» OBJECTIVE:
Print the records below exactly as they appear.

(Records excerpted from a collection)
-- START --

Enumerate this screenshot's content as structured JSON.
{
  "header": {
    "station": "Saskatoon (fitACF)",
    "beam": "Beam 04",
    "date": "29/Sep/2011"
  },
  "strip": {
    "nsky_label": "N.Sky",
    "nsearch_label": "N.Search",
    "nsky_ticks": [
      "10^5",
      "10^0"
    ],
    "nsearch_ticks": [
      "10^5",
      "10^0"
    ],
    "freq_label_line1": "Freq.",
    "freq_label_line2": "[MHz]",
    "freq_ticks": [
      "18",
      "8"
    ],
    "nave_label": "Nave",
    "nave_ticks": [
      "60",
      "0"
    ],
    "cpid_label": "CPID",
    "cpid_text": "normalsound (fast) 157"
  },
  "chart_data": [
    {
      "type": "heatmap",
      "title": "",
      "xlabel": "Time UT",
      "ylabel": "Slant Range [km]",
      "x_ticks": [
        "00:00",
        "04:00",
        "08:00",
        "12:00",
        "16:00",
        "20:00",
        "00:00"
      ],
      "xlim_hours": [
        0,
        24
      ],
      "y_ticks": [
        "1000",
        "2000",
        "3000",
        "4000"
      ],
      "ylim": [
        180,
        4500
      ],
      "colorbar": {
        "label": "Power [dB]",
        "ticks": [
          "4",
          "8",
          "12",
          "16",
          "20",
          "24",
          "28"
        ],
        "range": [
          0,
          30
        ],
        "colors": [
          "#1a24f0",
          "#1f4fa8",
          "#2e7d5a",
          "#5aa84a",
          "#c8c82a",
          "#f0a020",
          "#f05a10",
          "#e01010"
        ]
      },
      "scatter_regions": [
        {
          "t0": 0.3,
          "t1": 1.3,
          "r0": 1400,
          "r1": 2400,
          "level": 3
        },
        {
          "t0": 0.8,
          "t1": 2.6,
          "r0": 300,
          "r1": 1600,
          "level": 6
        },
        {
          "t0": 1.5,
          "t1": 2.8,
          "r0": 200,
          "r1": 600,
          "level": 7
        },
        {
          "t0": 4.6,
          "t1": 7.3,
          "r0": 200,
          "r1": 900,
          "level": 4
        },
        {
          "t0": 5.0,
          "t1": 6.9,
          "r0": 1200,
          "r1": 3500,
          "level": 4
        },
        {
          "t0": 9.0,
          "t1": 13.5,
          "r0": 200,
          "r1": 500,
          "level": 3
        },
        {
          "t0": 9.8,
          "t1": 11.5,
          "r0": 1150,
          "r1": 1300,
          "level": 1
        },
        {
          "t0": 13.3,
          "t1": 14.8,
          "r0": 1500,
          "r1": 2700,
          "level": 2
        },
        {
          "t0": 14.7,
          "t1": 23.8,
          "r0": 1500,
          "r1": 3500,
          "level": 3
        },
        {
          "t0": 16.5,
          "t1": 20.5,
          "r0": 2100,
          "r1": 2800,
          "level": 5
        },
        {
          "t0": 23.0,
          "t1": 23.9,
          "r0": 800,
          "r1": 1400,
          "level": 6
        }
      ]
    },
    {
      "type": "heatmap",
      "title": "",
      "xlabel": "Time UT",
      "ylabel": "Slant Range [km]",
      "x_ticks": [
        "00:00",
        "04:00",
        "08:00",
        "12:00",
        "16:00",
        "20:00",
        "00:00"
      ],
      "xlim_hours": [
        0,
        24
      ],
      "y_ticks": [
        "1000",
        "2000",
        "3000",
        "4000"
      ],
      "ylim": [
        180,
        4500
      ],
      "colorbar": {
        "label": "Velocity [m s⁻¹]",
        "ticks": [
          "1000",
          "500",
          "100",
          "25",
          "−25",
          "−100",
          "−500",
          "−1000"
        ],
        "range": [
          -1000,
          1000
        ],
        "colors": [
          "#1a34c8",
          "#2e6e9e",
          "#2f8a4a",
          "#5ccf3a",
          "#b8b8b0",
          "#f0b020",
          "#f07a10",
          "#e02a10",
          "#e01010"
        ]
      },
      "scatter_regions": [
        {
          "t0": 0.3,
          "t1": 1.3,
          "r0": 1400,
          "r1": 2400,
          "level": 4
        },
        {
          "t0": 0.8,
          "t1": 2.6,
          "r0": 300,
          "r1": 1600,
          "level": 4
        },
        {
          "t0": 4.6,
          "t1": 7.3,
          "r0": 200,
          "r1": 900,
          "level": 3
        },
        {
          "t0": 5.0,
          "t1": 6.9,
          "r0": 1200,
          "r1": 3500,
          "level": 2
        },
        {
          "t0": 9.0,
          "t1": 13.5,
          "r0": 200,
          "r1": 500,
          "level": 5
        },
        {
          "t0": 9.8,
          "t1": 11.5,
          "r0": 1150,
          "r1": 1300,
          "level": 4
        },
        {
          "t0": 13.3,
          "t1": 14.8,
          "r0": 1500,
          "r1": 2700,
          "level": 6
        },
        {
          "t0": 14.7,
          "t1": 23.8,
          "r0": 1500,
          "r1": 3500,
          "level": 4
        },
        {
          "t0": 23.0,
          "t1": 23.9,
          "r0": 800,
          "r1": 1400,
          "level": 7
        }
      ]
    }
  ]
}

-- END --

» TASK RESULT:
Enumerate this screenshot's content as structured JSON.
{
  "header": {
    "station": "Saskatoon (fitACF)",
    "beam": "Beam 04",
    "date": "29/Sep/2011"
  },
  "strip": {
    "nsky_label": "N.Sky",
    "nsearch_label": "N.Search",
    "nsky_ticks": [
      "10^5",
      "10^0"
    ],
    "nsearch_ticks": [
      "10^5",
      "10^0"
    ],
    "freq_label_line1": "Freq.",
    "freq_label_line2": "[MHz]",
    "freq_ticks": [
      "18",
      "8"
    ],
    "nave_label": "Nave",
    "nave_ticks": [
      "60",
      "0"
    ],
    "cpid_label": "CPID",
    "cpid_text": "normalsound (fast) 157"
  },
  "chart_data": [
    {
      "type": "heatmap",
      "title": "",
      "xlabel": "Time UT",
      "ylabel": "Slant Range [km]",
      "x_ticks": [
        "00:00",
        "04:00",
        "08:00",
        "12:00",
        "16:00",
        "20:00",
        "00:00"
      ],
      "xlim_hours": [
        0,
        24
      ],
      "y_ticks": [
        "1000",
        "2000",
        "3000",
        "4000"
      ],
      "ylim": [
        180,
        4500
      ],
      "colorbar": {
        "label": "Power [dB]",
        "ticks": [
          "4",
          "8",
          "12",
          "16",
          "20",
          "24",
          "28"
        ],
        "range": [
          0,
          30
        ],
        "colors": [
          "#1a24f0",
          "#1f4fa8",
          "#2e7d5a",
          "#5aa84a",
          "#c8c82a",
          "#f0a020",
          "#f05a10",
          "#e01010"
        ]
      },
      "scatter_regions": [
        {
          "t0": 0.3,
          "t1": 1.3,
          "r0": 1400,
          "r1": 2400,
          "level": 3
        },
        {
          "t0": 0.8,
          "t1": 2.6,
          "r0": 300,
          "r1": 1600,
          "level": 6
        },
        {
          "t0": 1.5,
          "t1": 2.8,
          "r0": 200,
          "r1": 600,
          "level": 7
        },
        {
          "t0": 4.6,
          "t1": 7.3,
          "r0": 200,
          "r1": 900,
          "level": 4
        },
        {
          "t0": 5.0,
          "t1": 6.9,
          "r0": 1200,
          "r1": 3500,
          "level": 4
        },
        {
          "t0": 9.0,
          "t1": 13.5,
          "r0": 200,
          "r1": 500,
          "level": 3
        },
        {
          "t0": 9.8,
          "t1": 11.5,
          "r0": 1150,
          "r1": 1300,
          "level": 1
        },
        {
          "t0": 13.3,
          "t1": 14.8,
          "r0": 1500,
          "r1": 2700,
          "level": 2
        },
        {
          "t0": 14.7,
          "t1": 23.8,
          "r0": 1500,
          "r1": 3500,
          "level": 3
        },
        {
          "t0": 16.5,
          "t1": 20.5,
          "r0": 2100,
          "r1": 2800,
          "level": 5
        },
        {
          "t0": 23.0,
          "t1": 23.9,
          "r0": 800,
          "r1": 1400,
          "level": 6
        }
      ]
    },
    {
      "type": "heatmap",
      "title": "",
      "xlabel": "Time UT",
      "ylabel": "Slant Range [km]",
      "x_ticks": [
        "00:00",
        "04:00",
        "08:00",
        "12:00",
        "16:00",
        "20:00",
        "00:00"
      ],
      "xlim_hours": [
        0,
        24
      ],
      "y_ticks": [
        "1000",
        "2000",
        "3000",
        "4000"
      ],
      "ylim": [
        180,
        4500
      ],
      "colorbar": {
        "label": "Velocity [m s⁻¹]",
        "ticks": [
          "1000",
          "500",
          "100",
          "25",
          "−25",
          "−100",
          "−500",
          "−1000"
        ],
        "range": [
          -1000,
          1000
        ],
        "colors": [
          "#1a34c8",
          "#2e6e9e",
          "#2f8a4a",
          "#5ccf3a",
          "#b8b8b0",
          "#f0b020",
          "#f07a10",
          "#e02a10",
          "#e01010"
        ]
      },
      "scatter_regions": [
        {
          "t0": 0.3,
          "t1": 1.3,
          "r0": 1400,
          "r1": 2400,
          "level": 4
        },
        {
          "t0": 0.8,
          "t1": 2.6,
          "r0": 300,
          "r1": 1600,
          "level": 4
        },
        {
          "t0": 4.6,
          "t1": 7.3,
          "r0": 200,
          "r1": 900,
          "level": 3
        },
        {
          "t0": 5.0,
          "t1": 6.9,
          "r0": 1200,
          "r1": 3500,
          "level": 2
        },
        {
          "t0": 9.0,
          "t1": 13.5,
          "r0": 200,
          "r1": 500,
          "level": 5
        },
        {
          "t0": 9.8,
          "t1": 11.5,
          "r0": 1150,
          "r1": 1300,
          "level": 4
        },
        {
          "t0": 13.3,
          "t1": 14.8,
          "r0": 1500,
          "r1": 2700,
          "level": 6
        },
        {
          "t0": 14.7,
          "t1": 23.8,
          "r0": 1500,
          "r1": 3500,
          "level": 4
        },
        {
          "t0": 23.0,
          "t1": 23.9,
          "r0": 800,
          "r1": 1400,
          "level": 7
        }
      ]
    }
  ]
}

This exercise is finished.